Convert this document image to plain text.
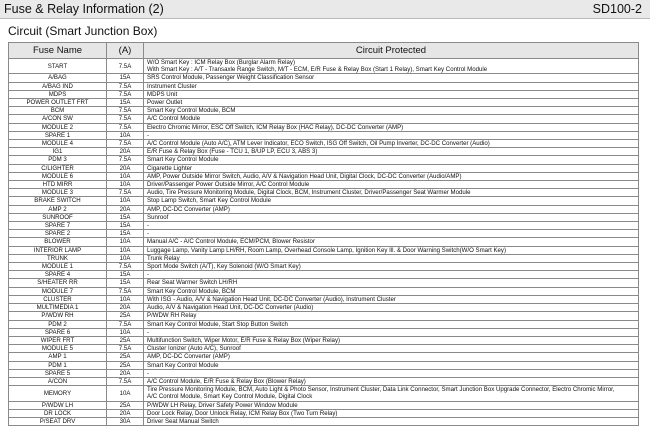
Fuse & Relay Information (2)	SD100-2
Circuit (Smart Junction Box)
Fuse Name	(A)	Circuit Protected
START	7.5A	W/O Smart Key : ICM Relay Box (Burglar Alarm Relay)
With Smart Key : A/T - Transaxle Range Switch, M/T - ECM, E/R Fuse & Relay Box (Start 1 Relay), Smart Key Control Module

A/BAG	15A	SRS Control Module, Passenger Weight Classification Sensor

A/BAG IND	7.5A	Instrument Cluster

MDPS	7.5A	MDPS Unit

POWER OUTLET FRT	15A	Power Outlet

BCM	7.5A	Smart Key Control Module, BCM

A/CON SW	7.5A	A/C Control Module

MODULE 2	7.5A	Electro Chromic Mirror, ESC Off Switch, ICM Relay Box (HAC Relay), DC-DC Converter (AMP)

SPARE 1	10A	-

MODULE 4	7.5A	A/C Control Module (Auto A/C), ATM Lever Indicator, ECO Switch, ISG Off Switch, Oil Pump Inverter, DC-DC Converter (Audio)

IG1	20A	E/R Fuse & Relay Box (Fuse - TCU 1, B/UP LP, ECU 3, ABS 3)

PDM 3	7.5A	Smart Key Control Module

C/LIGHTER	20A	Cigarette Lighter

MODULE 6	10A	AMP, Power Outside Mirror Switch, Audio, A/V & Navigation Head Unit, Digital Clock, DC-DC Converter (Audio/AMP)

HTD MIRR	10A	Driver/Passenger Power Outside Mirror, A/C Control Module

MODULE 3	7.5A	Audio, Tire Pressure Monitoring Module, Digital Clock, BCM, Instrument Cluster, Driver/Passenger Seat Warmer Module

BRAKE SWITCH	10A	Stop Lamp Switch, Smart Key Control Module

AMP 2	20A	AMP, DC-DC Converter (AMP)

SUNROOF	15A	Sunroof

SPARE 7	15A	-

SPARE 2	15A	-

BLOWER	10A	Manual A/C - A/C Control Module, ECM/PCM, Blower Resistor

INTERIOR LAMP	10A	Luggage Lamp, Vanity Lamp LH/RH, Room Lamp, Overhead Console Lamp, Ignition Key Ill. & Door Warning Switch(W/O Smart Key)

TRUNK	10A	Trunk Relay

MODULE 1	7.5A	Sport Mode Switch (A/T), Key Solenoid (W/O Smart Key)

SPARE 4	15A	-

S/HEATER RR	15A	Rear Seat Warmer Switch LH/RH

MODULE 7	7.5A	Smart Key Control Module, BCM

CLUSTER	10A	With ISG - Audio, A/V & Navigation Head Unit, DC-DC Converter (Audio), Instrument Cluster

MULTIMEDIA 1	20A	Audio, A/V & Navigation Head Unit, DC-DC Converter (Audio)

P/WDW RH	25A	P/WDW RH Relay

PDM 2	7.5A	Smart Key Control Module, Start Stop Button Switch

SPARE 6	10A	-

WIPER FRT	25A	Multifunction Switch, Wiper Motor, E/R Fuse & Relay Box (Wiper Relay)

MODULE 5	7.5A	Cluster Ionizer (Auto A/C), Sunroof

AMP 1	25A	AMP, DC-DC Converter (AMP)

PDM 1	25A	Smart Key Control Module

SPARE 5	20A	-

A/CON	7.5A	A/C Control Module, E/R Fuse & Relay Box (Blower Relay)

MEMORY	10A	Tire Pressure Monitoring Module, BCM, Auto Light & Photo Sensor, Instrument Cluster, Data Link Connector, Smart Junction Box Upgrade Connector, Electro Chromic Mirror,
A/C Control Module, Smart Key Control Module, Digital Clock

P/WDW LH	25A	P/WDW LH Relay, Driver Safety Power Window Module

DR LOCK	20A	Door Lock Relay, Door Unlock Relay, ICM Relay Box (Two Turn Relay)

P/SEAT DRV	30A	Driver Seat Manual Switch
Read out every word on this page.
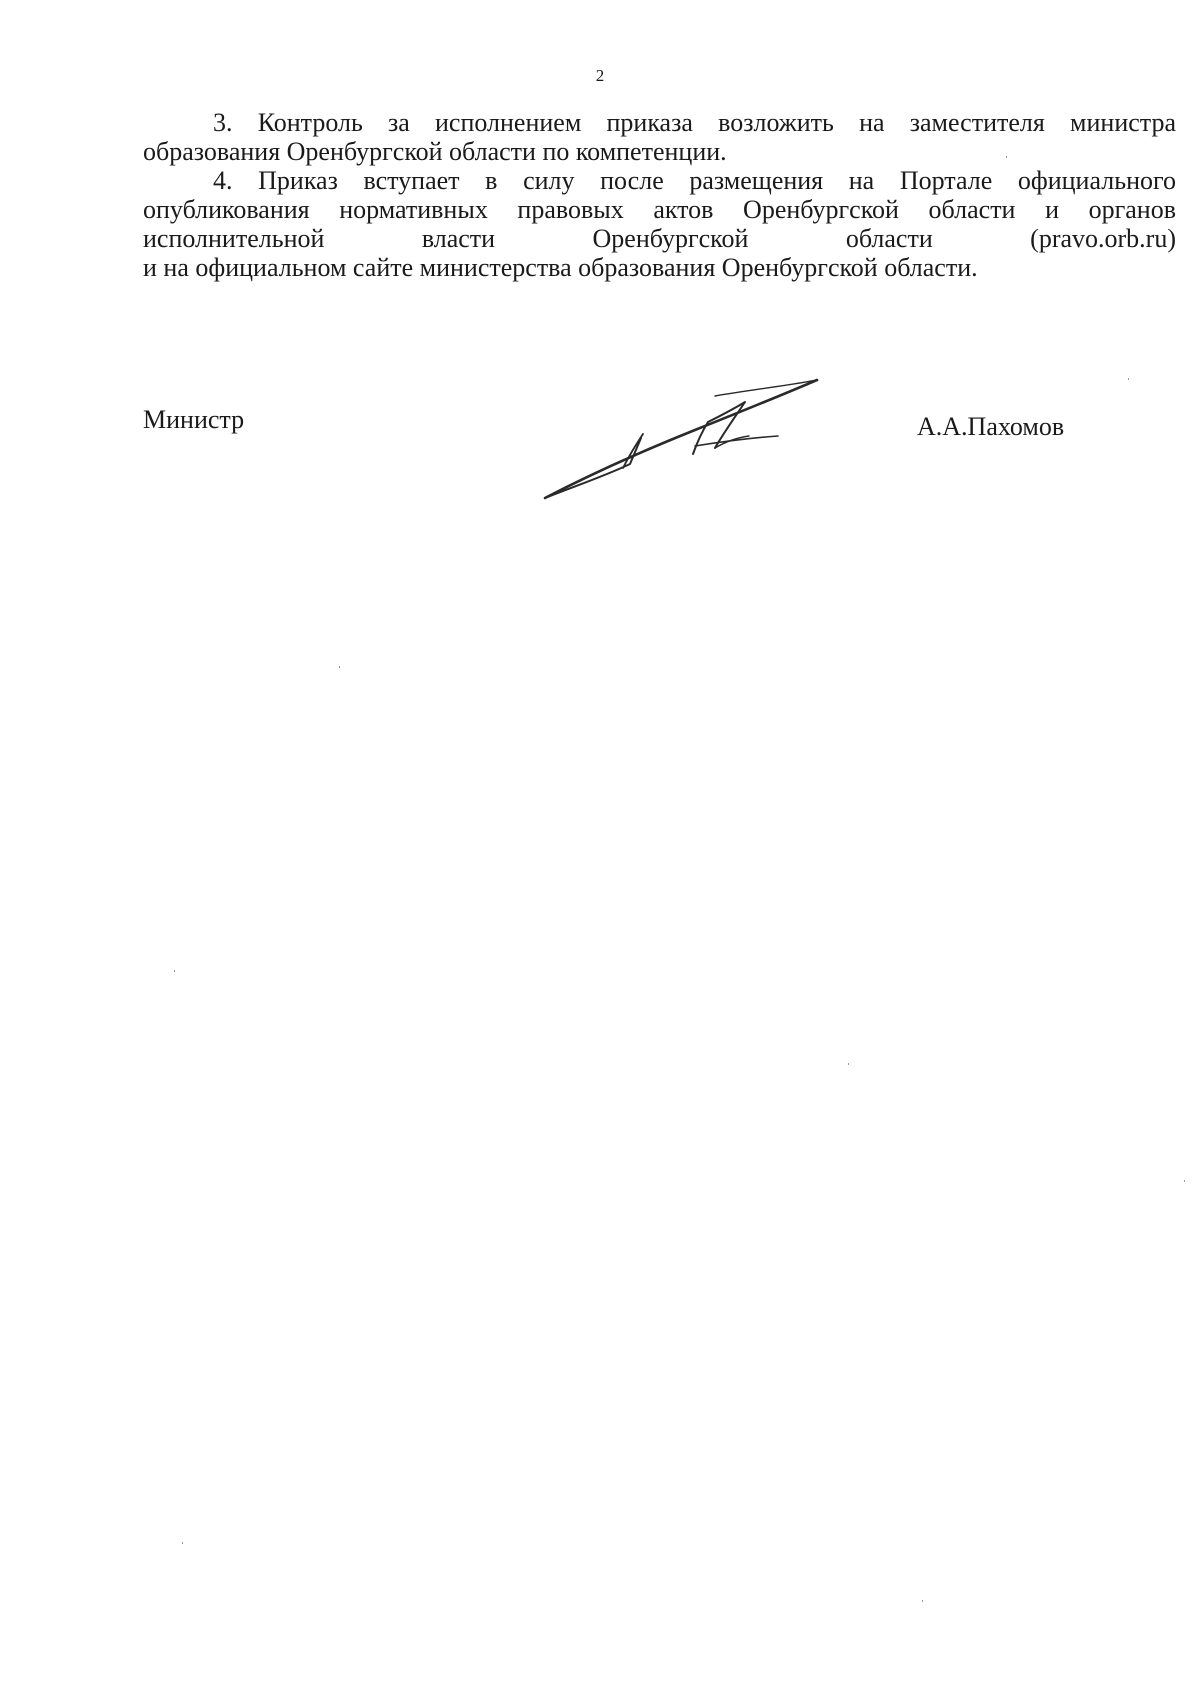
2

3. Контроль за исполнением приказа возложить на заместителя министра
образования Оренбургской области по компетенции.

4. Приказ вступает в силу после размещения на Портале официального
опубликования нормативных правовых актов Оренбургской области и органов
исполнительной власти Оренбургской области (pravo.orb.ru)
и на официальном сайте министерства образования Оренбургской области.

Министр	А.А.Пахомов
--
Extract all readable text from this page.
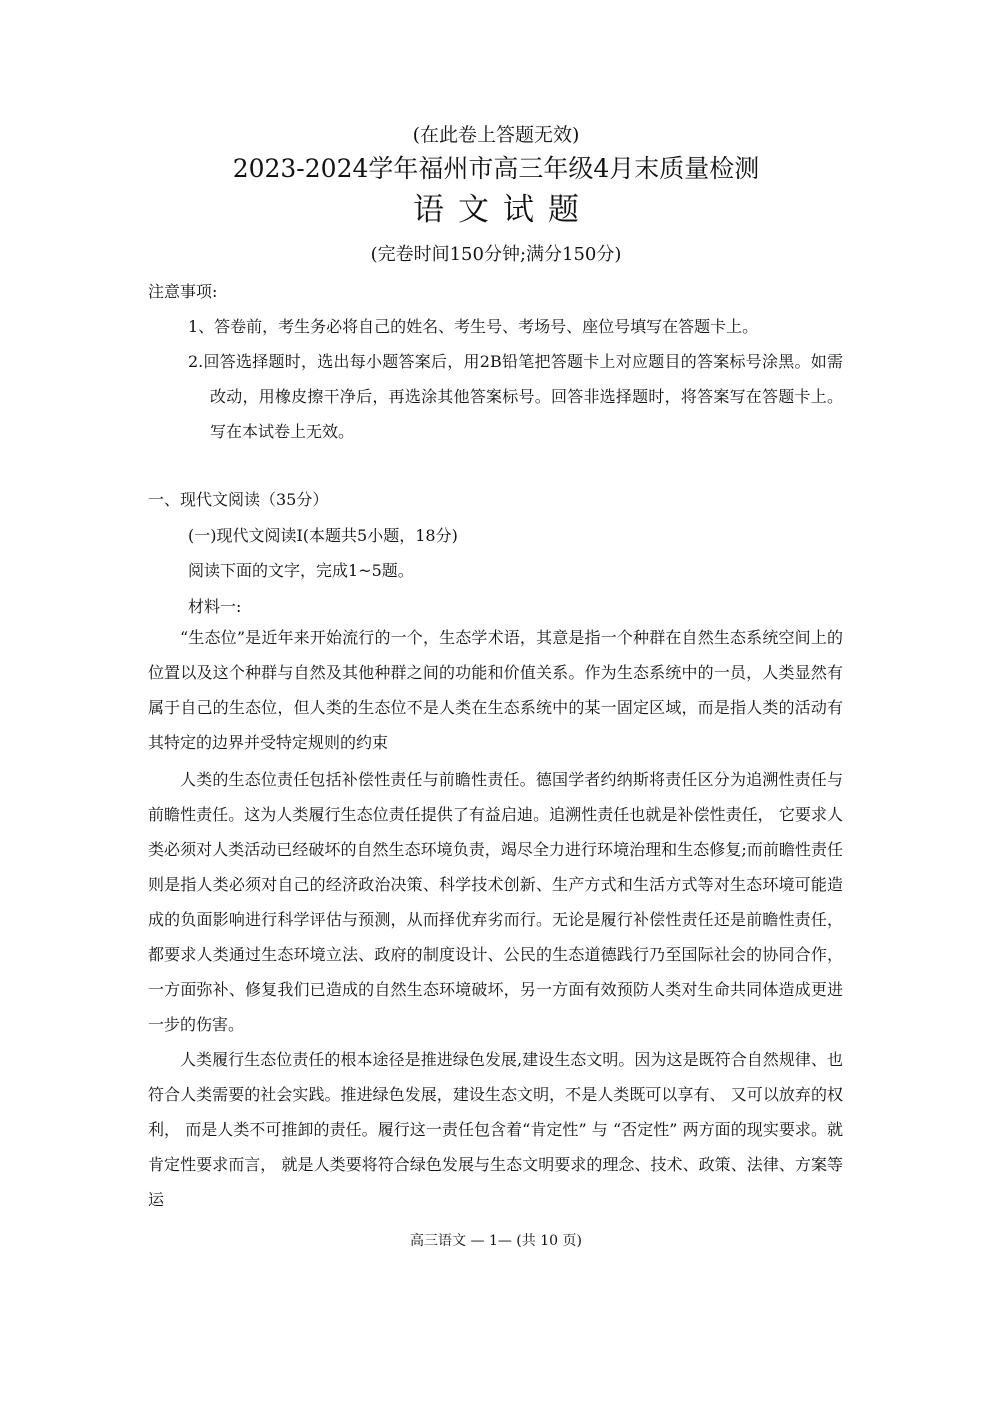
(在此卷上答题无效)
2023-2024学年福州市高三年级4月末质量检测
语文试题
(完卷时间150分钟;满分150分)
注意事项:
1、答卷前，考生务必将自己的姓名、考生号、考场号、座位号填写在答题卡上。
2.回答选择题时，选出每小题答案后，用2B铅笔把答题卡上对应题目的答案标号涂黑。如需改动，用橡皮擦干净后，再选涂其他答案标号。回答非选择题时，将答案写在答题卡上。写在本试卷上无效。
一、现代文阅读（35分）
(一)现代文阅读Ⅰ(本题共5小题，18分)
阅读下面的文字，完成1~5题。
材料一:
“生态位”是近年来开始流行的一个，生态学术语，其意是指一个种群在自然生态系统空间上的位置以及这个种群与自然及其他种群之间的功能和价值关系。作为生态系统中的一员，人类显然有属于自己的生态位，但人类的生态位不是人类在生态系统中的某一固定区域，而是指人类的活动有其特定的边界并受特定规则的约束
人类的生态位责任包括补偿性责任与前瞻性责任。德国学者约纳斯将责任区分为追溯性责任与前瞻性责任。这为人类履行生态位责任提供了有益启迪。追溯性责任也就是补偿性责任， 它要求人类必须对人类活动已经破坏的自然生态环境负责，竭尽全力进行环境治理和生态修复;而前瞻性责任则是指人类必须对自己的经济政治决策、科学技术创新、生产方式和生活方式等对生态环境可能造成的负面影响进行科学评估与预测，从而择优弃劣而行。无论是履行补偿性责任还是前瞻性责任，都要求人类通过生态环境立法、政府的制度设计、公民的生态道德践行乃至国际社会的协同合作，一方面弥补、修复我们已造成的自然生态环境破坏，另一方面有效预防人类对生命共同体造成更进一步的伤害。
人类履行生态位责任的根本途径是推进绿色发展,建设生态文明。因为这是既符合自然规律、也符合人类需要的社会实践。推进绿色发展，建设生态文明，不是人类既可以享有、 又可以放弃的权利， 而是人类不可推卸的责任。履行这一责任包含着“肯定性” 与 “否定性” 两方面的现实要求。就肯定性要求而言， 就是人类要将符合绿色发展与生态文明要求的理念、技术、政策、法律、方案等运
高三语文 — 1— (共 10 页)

**What the task requires:** Find each line with the string "Digital" and copy it out.

**Expected answer:**
MODULE 6	10A	AMP, Power Outside Mirror Switch, Audio, A/V & Navigation Head Unit, Digital Clock, DC-DC Converter (Audio/AMP)
MODULE 3	7.5A	Audio, Tire Pressure Monitoring Module, Digital Clock, BCM, Instrument Cluster, Driver/Passenger Seat Warmer Module
A/C Control Module, Smart Key Control Module, Digital Clock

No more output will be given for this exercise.